# EXERCISE REQUIREMENTS:
Only the lines from the one containing "Extract all readable text from this page." through the end of the data below should be copied, each exactly as written and with both ends kept.

# INFORMATION PROVIDED:
"""

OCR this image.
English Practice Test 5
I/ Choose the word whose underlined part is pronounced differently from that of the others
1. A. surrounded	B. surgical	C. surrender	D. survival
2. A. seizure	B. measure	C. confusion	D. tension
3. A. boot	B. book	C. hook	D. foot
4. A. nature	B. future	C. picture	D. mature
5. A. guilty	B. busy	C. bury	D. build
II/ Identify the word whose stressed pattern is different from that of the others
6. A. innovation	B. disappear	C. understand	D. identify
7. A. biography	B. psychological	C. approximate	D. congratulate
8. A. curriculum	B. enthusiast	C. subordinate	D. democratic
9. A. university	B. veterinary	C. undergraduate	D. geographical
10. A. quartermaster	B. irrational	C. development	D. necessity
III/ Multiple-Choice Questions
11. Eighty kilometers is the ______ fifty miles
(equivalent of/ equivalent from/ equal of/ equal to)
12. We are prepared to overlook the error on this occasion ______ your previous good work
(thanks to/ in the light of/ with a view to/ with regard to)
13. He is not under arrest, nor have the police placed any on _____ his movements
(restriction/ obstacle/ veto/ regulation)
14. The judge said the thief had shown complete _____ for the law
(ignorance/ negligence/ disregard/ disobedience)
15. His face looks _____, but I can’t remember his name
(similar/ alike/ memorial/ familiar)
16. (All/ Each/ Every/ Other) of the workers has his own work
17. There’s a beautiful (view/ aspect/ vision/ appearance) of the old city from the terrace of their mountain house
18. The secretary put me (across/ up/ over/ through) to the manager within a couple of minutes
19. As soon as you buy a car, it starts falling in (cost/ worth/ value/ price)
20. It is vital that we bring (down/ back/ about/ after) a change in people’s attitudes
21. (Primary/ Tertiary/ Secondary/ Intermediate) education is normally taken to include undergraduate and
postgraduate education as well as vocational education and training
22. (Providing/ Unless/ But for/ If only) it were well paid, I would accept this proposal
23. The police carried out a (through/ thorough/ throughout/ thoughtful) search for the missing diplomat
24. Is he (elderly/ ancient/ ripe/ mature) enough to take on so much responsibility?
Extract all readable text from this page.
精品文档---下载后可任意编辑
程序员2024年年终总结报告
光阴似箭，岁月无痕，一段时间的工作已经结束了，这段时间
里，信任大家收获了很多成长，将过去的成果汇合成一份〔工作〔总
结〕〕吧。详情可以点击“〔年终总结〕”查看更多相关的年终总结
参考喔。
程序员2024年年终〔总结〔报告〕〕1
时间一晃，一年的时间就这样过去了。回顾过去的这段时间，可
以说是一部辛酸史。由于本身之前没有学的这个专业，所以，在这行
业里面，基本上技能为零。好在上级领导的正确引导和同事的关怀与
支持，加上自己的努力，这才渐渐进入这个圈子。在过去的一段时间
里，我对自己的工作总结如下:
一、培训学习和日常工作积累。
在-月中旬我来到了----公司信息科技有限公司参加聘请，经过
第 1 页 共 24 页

"""

# COMPLETE RESPONSE:
Extract all readable text from this page.
精品文档---下载后可任意编辑
程序员2024年年终总结报告
光阴似箭，岁月无痕，一段时间的工作已经结束了，这段时间
里，信任大家收获了很多成长，将过去的成果汇合成一份〔工作〔总
结〕〕吧。详情可以点击“〔年终总结〕”查看更多相关的年终总结
参考喔。
程序员2024年年终〔总结〔报告〕〕1
时间一晃，一年的时间就这样过去了。回顾过去的这段时间，可
以说是一部辛酸史。由于本身之前没有学的这个专业，所以，在这行
业里面，基本上技能为零。好在上级领导的正确引导和同事的关怀与
支持，加上自己的努力，这才渐渐进入这个圈子。在过去的一段时间
里，我对自己的工作总结如下:
一、培训学习和日常工作积累。
在-月中旬我来到了----公司信息科技有限公司参加聘请，经过
第 1 页 共 24 页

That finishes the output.